### INFORMATION GIVEN
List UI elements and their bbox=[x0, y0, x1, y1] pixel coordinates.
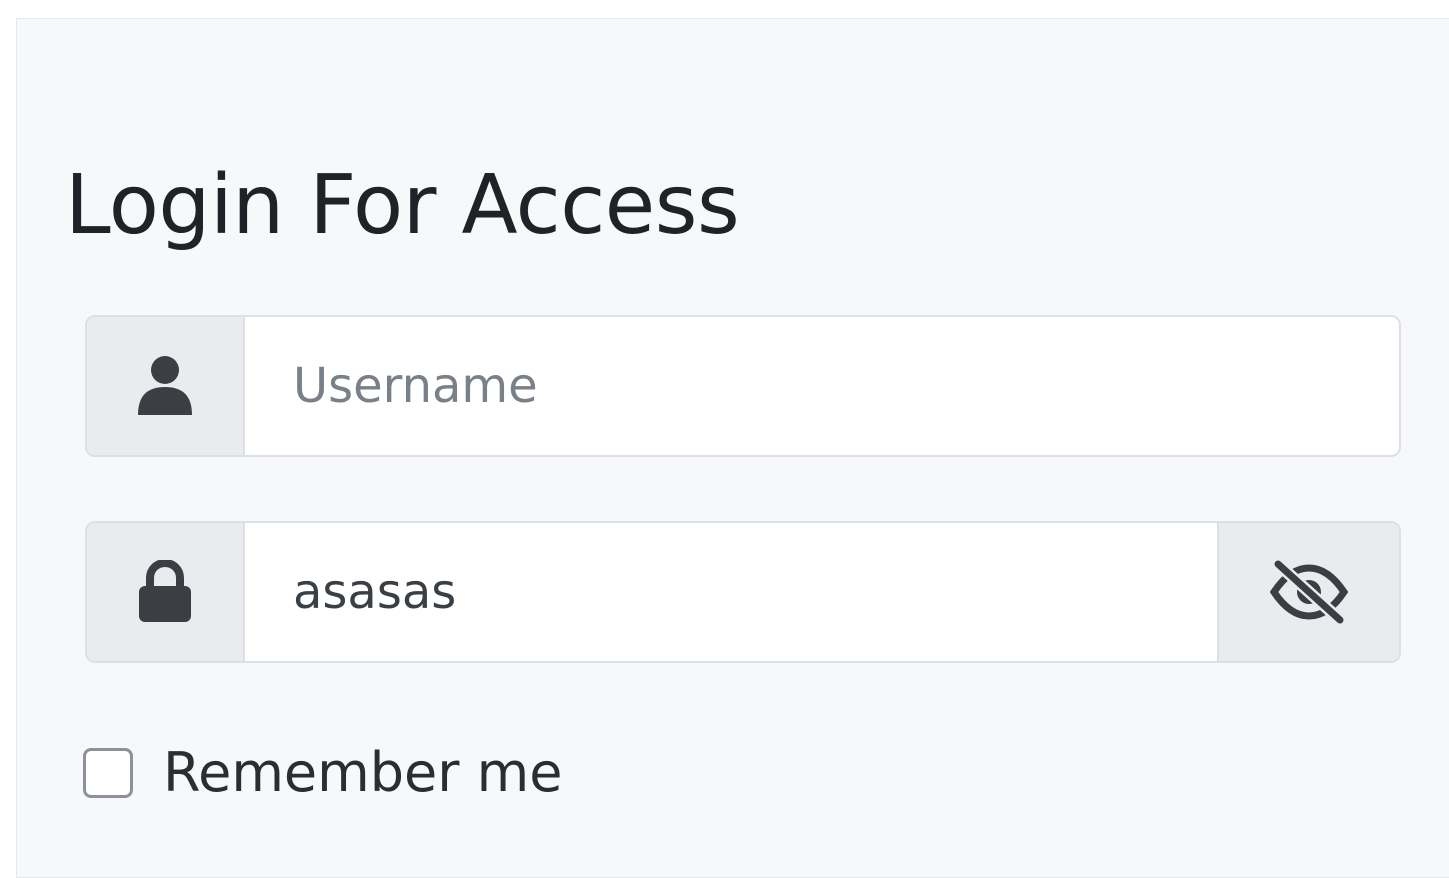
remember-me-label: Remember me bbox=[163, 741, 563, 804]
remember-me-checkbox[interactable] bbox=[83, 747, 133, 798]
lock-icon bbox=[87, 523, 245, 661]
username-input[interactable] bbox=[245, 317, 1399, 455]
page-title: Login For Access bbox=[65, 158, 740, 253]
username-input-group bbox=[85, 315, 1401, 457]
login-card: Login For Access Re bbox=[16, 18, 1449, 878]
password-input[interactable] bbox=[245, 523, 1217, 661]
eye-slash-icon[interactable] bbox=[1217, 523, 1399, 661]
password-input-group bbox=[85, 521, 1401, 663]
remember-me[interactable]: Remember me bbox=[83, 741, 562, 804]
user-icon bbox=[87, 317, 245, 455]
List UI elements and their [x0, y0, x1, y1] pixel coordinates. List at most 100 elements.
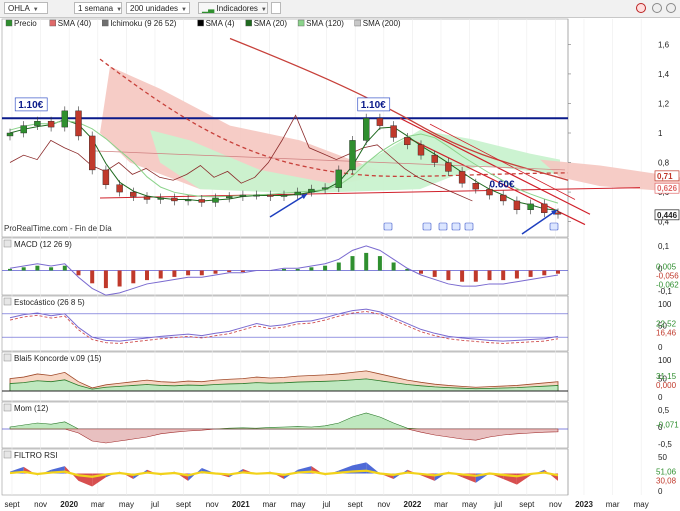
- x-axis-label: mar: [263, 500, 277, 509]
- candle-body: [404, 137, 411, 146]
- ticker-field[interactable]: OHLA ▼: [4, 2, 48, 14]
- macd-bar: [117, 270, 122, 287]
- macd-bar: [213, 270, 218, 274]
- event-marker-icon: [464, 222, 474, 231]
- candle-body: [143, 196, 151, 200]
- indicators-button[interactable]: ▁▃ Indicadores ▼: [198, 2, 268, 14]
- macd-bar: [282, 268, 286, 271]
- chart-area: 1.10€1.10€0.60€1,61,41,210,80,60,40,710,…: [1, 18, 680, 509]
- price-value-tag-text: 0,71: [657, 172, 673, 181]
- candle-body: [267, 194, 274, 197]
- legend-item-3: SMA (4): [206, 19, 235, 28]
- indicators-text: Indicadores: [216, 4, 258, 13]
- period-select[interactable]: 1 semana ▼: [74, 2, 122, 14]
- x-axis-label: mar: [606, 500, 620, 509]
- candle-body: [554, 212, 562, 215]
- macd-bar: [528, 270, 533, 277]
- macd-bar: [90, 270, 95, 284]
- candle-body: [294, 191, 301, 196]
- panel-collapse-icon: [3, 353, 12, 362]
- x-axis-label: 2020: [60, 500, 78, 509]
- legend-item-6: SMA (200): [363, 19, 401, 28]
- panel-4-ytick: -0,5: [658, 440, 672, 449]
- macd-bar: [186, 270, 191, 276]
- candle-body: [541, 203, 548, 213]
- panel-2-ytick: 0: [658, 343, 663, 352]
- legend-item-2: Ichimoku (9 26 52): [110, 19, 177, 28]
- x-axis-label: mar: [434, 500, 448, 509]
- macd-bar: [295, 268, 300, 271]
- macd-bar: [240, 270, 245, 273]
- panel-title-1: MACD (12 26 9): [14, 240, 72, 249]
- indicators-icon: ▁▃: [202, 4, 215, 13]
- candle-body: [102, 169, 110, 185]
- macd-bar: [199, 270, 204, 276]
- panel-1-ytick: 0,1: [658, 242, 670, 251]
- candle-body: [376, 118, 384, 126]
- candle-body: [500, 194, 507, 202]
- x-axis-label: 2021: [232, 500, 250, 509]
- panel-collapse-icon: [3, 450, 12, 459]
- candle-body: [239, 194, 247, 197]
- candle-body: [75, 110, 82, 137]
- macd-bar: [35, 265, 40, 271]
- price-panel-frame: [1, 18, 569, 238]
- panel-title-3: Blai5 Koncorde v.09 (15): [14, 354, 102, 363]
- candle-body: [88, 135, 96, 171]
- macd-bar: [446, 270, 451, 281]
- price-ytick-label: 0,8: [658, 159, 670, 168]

### TO DO
Write out the material again with every "macd-bar" swapped for "histogram-bar", leaving everything else unchanged. Omit the pictures.

### FULL SOLUTION
List UI elements and their bbox=[x0, y0, x1, y1] pixel coordinates.
remember-me-label: Remember me bbox=[163, 741, 563, 804]
remember-me-checkbox[interactable] bbox=[83, 747, 133, 798]
lock-icon bbox=[87, 523, 245, 661]
username-input[interactable] bbox=[245, 317, 1399, 455]
page-title: Login For Access bbox=[65, 158, 740, 253]
username-input-group bbox=[85, 315, 1401, 457]
login-card: Login For Access Re bbox=[16, 18, 1449, 878]
password-input[interactable] bbox=[245, 523, 1217, 661]
eye-slash-icon[interactable] bbox=[1217, 523, 1399, 661]
password-input-group bbox=[85, 521, 1401, 663]
remember-me[interactable]: Remember me bbox=[83, 741, 562, 804]
user-icon bbox=[87, 317, 245, 455]
List UI elements and their [x0, y0, x1, y1] pixel coordinates. List at most 100 elements.
- x-axis-label: mar: [263, 500, 277, 509]
- candle-body: [404, 137, 411, 146]
- ticker-field[interactable]: OHLA ▼: [4, 2, 48, 14]
- histogram-bar: [117, 270, 122, 287]
- histogram-bar: [213, 270, 218, 274]
- event-marker-icon: [464, 222, 474, 231]
- candle-body: [143, 196, 151, 200]
- indicators-button[interactable]: ▁▃ Indicadores ▼: [198, 2, 268, 14]
- histogram-bar: [282, 268, 286, 271]
- chart-area: 1.10€1.10€0.60€1,61,41,210,80,60,40,710,…: [1, 18, 680, 509]
- price-value-tag-text: 0,71: [657, 172, 673, 181]
- candle-body: [267, 194, 274, 197]
- legend-item-3: SMA (4): [206, 19, 235, 28]
- indicators-text: Indicadores: [216, 4, 258, 13]
- period-select[interactable]: 1 semana ▼: [74, 2, 122, 14]
- x-axis-label: mar: [606, 500, 620, 509]
- candle-body: [554, 212, 562, 215]
- histogram-bar: [528, 270, 533, 277]
- histogram-bar: [90, 270, 95, 284]
- candle-body: [294, 191, 301, 196]
- panel-collapse-icon: [3, 353, 12, 362]
- x-axis-label: 2020: [60, 500, 78, 509]
- legend-item-6: SMA (200): [363, 19, 401, 28]
- panel-4-ytick: -0,5: [658, 440, 672, 449]
- histogram-bar: [186, 270, 191, 276]
- candle-body: [541, 203, 548, 213]
- panel-2-ytick: 0: [658, 343, 663, 352]
- legend-item-2: Ichimoku (9 26 52): [110, 19, 177, 28]
- x-axis-label: mar: [434, 500, 448, 509]
- histogram-bar: [295, 268, 300, 271]
- histogram-bar: [240, 270, 245, 273]
- panel-title-1: MACD (12 26 9): [14, 240, 72, 249]
- indicators-icon: ▁▃: [202, 4, 215, 13]
- candle-body: [102, 169, 110, 185]
- histogram-bar: [199, 270, 204, 276]
- panel-1-ytick: 0,1: [658, 242, 670, 251]
- candle-body: [376, 118, 384, 126]
- candle-body: [500, 194, 507, 202]
- x-axis-label: 2021: [232, 500, 250, 509]
- panel-collapse-icon: [3, 450, 12, 459]
- candle-body: [239, 194, 247, 197]
- candle-body: [75, 110, 82, 137]
- histogram-bar: [35, 265, 40, 271]
- price-panel-frame: [1, 18, 569, 238]
- panel-title-3: Blai5 Koncorde v.09 (15): [14, 354, 102, 363]
- candle-body: [88, 135, 96, 171]
- histogram-bar: [446, 270, 451, 281]
- price-ytick-label: 0,8: [658, 159, 670, 168]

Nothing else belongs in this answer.